Source material »
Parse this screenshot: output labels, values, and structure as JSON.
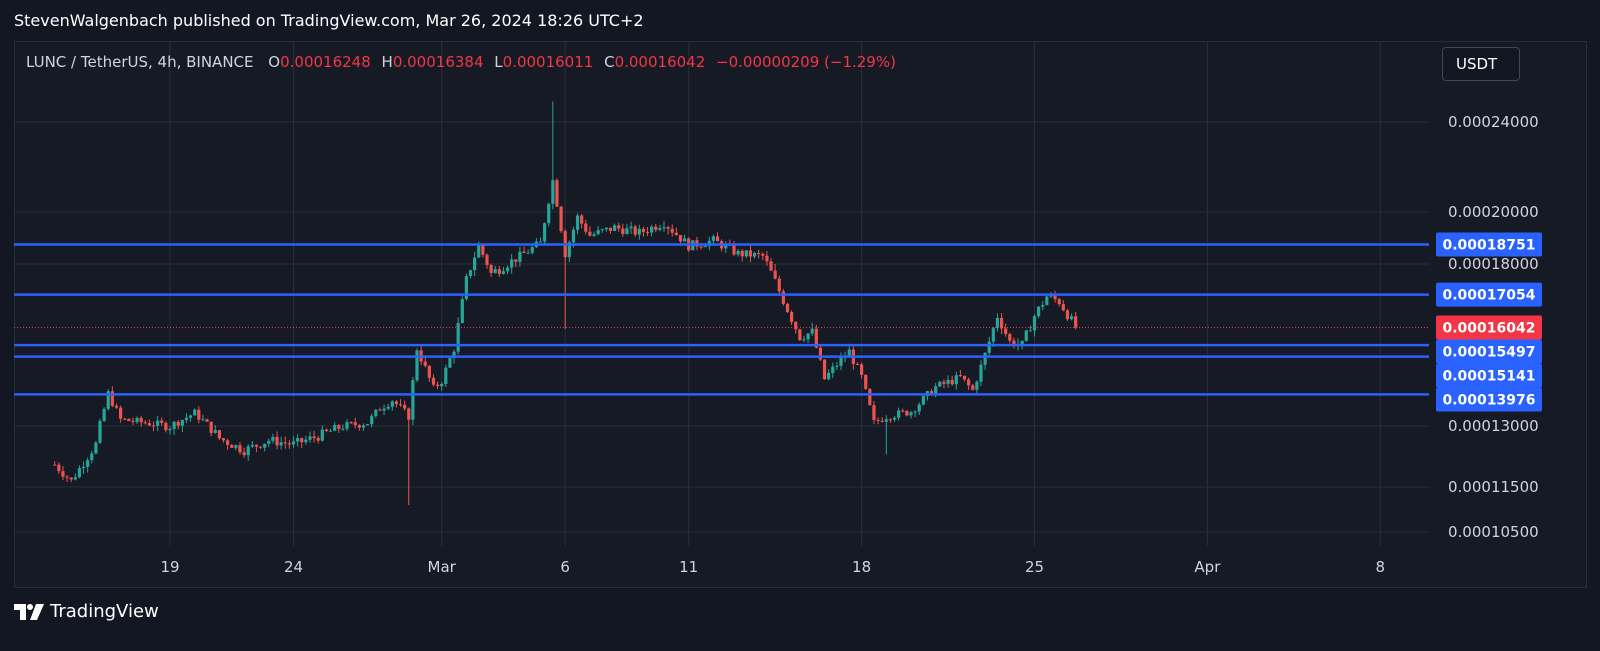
{
  "header": {
    "publisher": "StevenWalgenbach published on TradingView.com, Mar 26, 2024 18:26 UTC+2"
  },
  "legend": {
    "symbol": "LUNC / TetherUS, 4h, BINANCE",
    "open_label": "O",
    "open": "0.00016248",
    "high_label": "H",
    "high": "0.00016384",
    "low_label": "L",
    "low": "0.00016011",
    "close_label": "C",
    "close": "0.00016042",
    "change": "−0.00000209 (−1.29%)"
  },
  "currency_button": {
    "label": "USDT"
  },
  "brand": {
    "name": "TradingView",
    "logo_icon": "tradingview-logo-icon"
  },
  "colors": {
    "background": "#131722",
    "up": "#26a69a",
    "down": "#ef5350",
    "level": "#2962ff",
    "last_price": "#f23645",
    "grid": "#2a2e39"
  },
  "chart_data": {
    "type": "candlestick",
    "axis": {
      "y_ticks": [
        "0.00024000",
        "0.00020000",
        "0.00018000",
        "0.00013000",
        "0.00011500",
        "0.00010500"
      ],
      "x_ticks": [
        "19",
        "24",
        "Mar",
        "6",
        "11",
        "18",
        "25",
        "Apr",
        "8"
      ]
    },
    "horizontal_levels": [
      {
        "label": "0.00018751",
        "value": 0.00018751
      },
      {
        "label": "0.00017054",
        "value": 0.00017054
      },
      {
        "label": "0.00015497",
        "value": 0.00015497
      },
      {
        "label": "0.00015141",
        "value": 0.00015141
      },
      {
        "label": "0.00013976",
        "value": 0.00013976
      }
    ],
    "last_price": {
      "label": "0.00016042",
      "value": 0.00016042
    },
    "price_path": [
      [
        "Feb 14 08:00",
        0.0001205
      ],
      [
        "Feb 15",
        0.0001165
      ],
      [
        "Feb 16",
        0.0001255
      ],
      [
        "Feb 16 12:00",
        0.00014
      ],
      [
        "Feb 17",
        0.000132
      ],
      [
        "Feb 19",
        0.00013
      ],
      [
        "Feb 20",
        0.000134
      ],
      [
        "Feb 21",
        0.000127
      ],
      [
        "Feb 22",
        0.000124
      ],
      [
        "Feb 23",
        0.0001265
      ],
      [
        "Feb 24",
        0.0001255
      ],
      [
        "Feb 25",
        0.0001275
      ],
      [
        "Feb 26",
        0.00013
      ],
      [
        "Feb 27",
        0.000131
      ],
      [
        "Feb 27 12:00",
        0.0001355
      ],
      [
        "Feb 28",
        0.000138
      ],
      [
        "Feb 28 16:00",
        0.000133
      ],
      [
        "Feb 29",
        0.000154
      ],
      [
        "Feb 29 16:00",
        0.0001415
      ],
      [
        "Mar 1",
        0.000144
      ],
      [
        "Mar 1 12:00",
        0.000154
      ],
      [
        "Mar 2",
        0.000175
      ],
      [
        "Mar 2 12:00",
        0.000187
      ],
      [
        "Mar 3",
        0.000177
      ],
      [
        "Mar 4",
        0.000182
      ],
      [
        "Mar 5",
        0.000188
      ],
      [
        "Mar 5 12:00",
        0.000214
      ],
      [
        "Mar 6",
        0.000184
      ],
      [
        "Mar 6 12:00",
        0.000198
      ],
      [
        "Mar 7",
        0.000191
      ],
      [
        "Mar 8",
        0.000194
      ],
      [
        "Mar 9",
        0.000192
      ],
      [
        "Mar 10",
        0.000196
      ],
      [
        "Mar 11",
        0.000187
      ],
      [
        "Mar 12",
        0.000189
      ],
      [
        "Mar 13",
        0.000184
      ],
      [
        "Mar 14",
        0.000183
      ],
      [
        "Mar 15",
        0.000166
      ],
      [
        "Mar 15 12:00",
        0.0001575
      ],
      [
        "Mar 16",
        0.000159
      ],
      [
        "Mar 16 12:00",
        0.0001445
      ],
      [
        "Mar 17",
        0.000149
      ],
      [
        "Mar 17 12:00",
        0.000153
      ],
      [
        "Mar 18",
        0.000145
      ],
      [
        "Mar 18 12:00",
        0.000131
      ],
      [
        "Mar 19",
        0.000133
      ],
      [
        "Mar 20",
        0.0001345
      ],
      [
        "Mar 21",
        0.000142
      ],
      [
        "Mar 22",
        0.000145
      ],
      [
        "Mar 22 12:00",
        0.000141
      ],
      [
        "Mar 23",
        0.000152
      ],
      [
        "Mar 23 12:00",
        0.000164
      ],
      [
        "Mar 24",
        0.000156
      ],
      [
        "Mar 24 12:00",
        0.000155
      ],
      [
        "Mar 25",
        0.000164
      ],
      [
        "Mar 25 12:00",
        0.00017
      ],
      [
        "Mar 26",
        0.0001685
      ],
      [
        "Mar 26 16:00",
        0.0001604
      ]
    ],
    "notable_wicks": [
      [
        "Feb 28 16:00",
        "low",
        0.000111
      ],
      [
        "Mar 5 12:00",
        "high",
        0.00025
      ],
      [
        "Mar 6",
        "low",
        0.00016
      ],
      [
        "Mar 19",
        "low",
        0.000123
      ]
    ]
  }
}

Task directions » Quote the entries above word for word. Leave the images out.

Task output »
Parse this screenshot: output labels, values, and structure as JSON.
{
  "header": {
    "publisher": "StevenWalgenbach published on TradingView.com, Mar 26, 2024 18:26 UTC+2"
  },
  "legend": {
    "symbol": "LUNC / TetherUS, 4h, BINANCE",
    "open_label": "O",
    "open": "0.00016248",
    "high_label": "H",
    "high": "0.00016384",
    "low_label": "L",
    "low": "0.00016011",
    "close_label": "C",
    "close": "0.00016042",
    "change": "−0.00000209 (−1.29%)"
  },
  "currency_button": {
    "label": "USDT"
  },
  "brand": {
    "name": "TradingView",
    "logo_icon": "tradingview-logo-icon"
  },
  "colors": {
    "background": "#131722",
    "up": "#26a69a",
    "down": "#ef5350",
    "level": "#2962ff",
    "last_price": "#f23645",
    "grid": "#2a2e39"
  },
  "chart_data": {
    "type": "candlestick",
    "axis": {
      "y_ticks": [
        "0.00024000",
        "0.00020000",
        "0.00018000",
        "0.00013000",
        "0.00011500",
        "0.00010500"
      ],
      "x_ticks": [
        "19",
        "24",
        "Mar",
        "6",
        "11",
        "18",
        "25",
        "Apr",
        "8"
      ]
    },
    "horizontal_levels": [
      {
        "label": "0.00018751",
        "value": 0.00018751
      },
      {
        "label": "0.00017054",
        "value": 0.00017054
      },
      {
        "label": "0.00015497",
        "value": 0.00015497
      },
      {
        "label": "0.00015141",
        "value": 0.00015141
      },
      {
        "label": "0.00013976",
        "value": 0.00013976
      }
    ],
    "last_price": {
      "label": "0.00016042",
      "value": 0.00016042
    },
    "price_path": [
      [
        "Feb 14 08:00",
        0.0001205
      ],
      [
        "Feb 15",
        0.0001165
      ],
      [
        "Feb 16",
        0.0001255
      ],
      [
        "Feb 16 12:00",
        0.00014
      ],
      [
        "Feb 17",
        0.000132
      ],
      [
        "Feb 19",
        0.00013
      ],
      [
        "Feb 20",
        0.000134
      ],
      [
        "Feb 21",
        0.000127
      ],
      [
        "Feb 22",
        0.000124
      ],
      [
        "Feb 23",
        0.0001265
      ],
      [
        "Feb 24",
        0.0001255
      ],
      [
        "Feb 25",
        0.0001275
      ],
      [
        "Feb 26",
        0.00013
      ],
      [
        "Feb 27",
        0.000131
      ],
      [
        "Feb 27 12:00",
        0.0001355
      ],
      [
        "Feb 28",
        0.000138
      ],
      [
        "Feb 28 16:00",
        0.000133
      ],
      [
        "Feb 29",
        0.000154
      ],
      [
        "Feb 29 16:00",
        0.0001415
      ],
      [
        "Mar 1",
        0.000144
      ],
      [
        "Mar 1 12:00",
        0.000154
      ],
      [
        "Mar 2",
        0.000175
      ],
      [
        "Mar 2 12:00",
        0.000187
      ],
      [
        "Mar 3",
        0.000177
      ],
      [
        "Mar 4",
        0.000182
      ],
      [
        "Mar 5",
        0.000188
      ],
      [
        "Mar 5 12:00",
        0.000214
      ],
      [
        "Mar 6",
        0.000184
      ],
      [
        "Mar 6 12:00",
        0.000198
      ],
      [
        "Mar 7",
        0.000191
      ],
      [
        "Mar 8",
        0.000194
      ],
      [
        "Mar 9",
        0.000192
      ],
      [
        "Mar 10",
        0.000196
      ],
      [
        "Mar 11",
        0.000187
      ],
      [
        "Mar 12",
        0.000189
      ],
      [
        "Mar 13",
        0.000184
      ],
      [
        "Mar 14",
        0.000183
      ],
      [
        "Mar 15",
        0.000166
      ],
      [
        "Mar 15 12:00",
        0.0001575
      ],
      [
        "Mar 16",
        0.000159
      ],
      [
        "Mar 16 12:00",
        0.0001445
      ],
      [
        "Mar 17",
        0.000149
      ],
      [
        "Mar 17 12:00",
        0.000153
      ],
      [
        "Mar 18",
        0.000145
      ],
      [
        "Mar 18 12:00",
        0.000131
      ],
      [
        "Mar 19",
        0.000133
      ],
      [
        "Mar 20",
        0.0001345
      ],
      [
        "Mar 21",
        0.000142
      ],
      [
        "Mar 22",
        0.000145
      ],
      [
        "Mar 22 12:00",
        0.000141
      ],
      [
        "Mar 23",
        0.000152
      ],
      [
        "Mar 23 12:00",
        0.000164
      ],
      [
        "Mar 24",
        0.000156
      ],
      [
        "Mar 24 12:00",
        0.000155
      ],
      [
        "Mar 25",
        0.000164
      ],
      [
        "Mar 25 12:00",
        0.00017
      ],
      [
        "Mar 26",
        0.0001685
      ],
      [
        "Mar 26 16:00",
        0.0001604
      ]
    ],
    "notable_wicks": [
      [
        "Feb 28 16:00",
        "low",
        0.000111
      ],
      [
        "Mar 5 12:00",
        "high",
        0.00025
      ],
      [
        "Mar 6",
        "low",
        0.00016
      ],
      [
        "Mar 19",
        "low",
        0.000123
      ]
    ]
  }
}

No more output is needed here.